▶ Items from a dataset
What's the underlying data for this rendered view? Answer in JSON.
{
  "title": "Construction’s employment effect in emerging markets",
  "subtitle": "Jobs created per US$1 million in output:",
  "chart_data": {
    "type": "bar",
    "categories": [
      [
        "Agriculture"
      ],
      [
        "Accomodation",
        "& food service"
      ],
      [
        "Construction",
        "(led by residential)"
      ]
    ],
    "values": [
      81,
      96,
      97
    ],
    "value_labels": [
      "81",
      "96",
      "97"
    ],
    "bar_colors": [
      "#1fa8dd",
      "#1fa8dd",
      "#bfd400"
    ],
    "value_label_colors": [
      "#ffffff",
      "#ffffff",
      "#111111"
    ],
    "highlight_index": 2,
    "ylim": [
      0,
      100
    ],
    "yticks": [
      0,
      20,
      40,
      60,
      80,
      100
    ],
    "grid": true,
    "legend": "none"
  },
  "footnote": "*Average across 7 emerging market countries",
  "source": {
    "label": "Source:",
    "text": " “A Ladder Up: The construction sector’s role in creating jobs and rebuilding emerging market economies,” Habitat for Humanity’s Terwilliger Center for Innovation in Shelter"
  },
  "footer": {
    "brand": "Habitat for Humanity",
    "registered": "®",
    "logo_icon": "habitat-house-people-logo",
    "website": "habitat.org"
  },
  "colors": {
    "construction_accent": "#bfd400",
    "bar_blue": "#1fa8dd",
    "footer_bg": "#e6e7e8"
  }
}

▶ DIRECTION
Your task is to quote the listing above word for word.

▶ ANSWER IN FULL
What's the underlying data for this rendered view? Answer in JSON.
{
  "title": "Construction’s employment effect in emerging markets",
  "subtitle": "Jobs created per US$1 million in output:",
  "chart_data": {
    "type": "bar",
    "categories": [
      [
        "Agriculture"
      ],
      [
        "Accomodation",
        "& food service"
      ],
      [
        "Construction",
        "(led by residential)"
      ]
    ],
    "values": [
      81,
      96,
      97
    ],
    "value_labels": [
      "81",
      "96",
      "97"
    ],
    "bar_colors": [
      "#1fa8dd",
      "#1fa8dd",
      "#bfd400"
    ],
    "value_label_colors": [
      "#ffffff",
      "#ffffff",
      "#111111"
    ],
    "highlight_index": 2,
    "ylim": [
      0,
      100
    ],
    "yticks": [
      0,
      20,
      40,
      60,
      80,
      100
    ],
    "grid": true,
    "legend": "none"
  },
  "footnote": "*Average across 7 emerging market countries",
  "source": {
    "label": "Source:",
    "text": " “A Ladder Up: The construction sector’s role in creating jobs and rebuilding emerging market economies,” Habitat for Humanity’s Terwilliger Center for Innovation in Shelter"
  },
  "footer": {
    "brand": "Habitat for Humanity",
    "registered": "®",
    "logo_icon": "habitat-house-people-logo",
    "website": "habitat.org"
  },
  "colors": {
    "construction_accent": "#bfd400",
    "bar_blue": "#1fa8dd",
    "footer_bg": "#e6e7e8"
  }
}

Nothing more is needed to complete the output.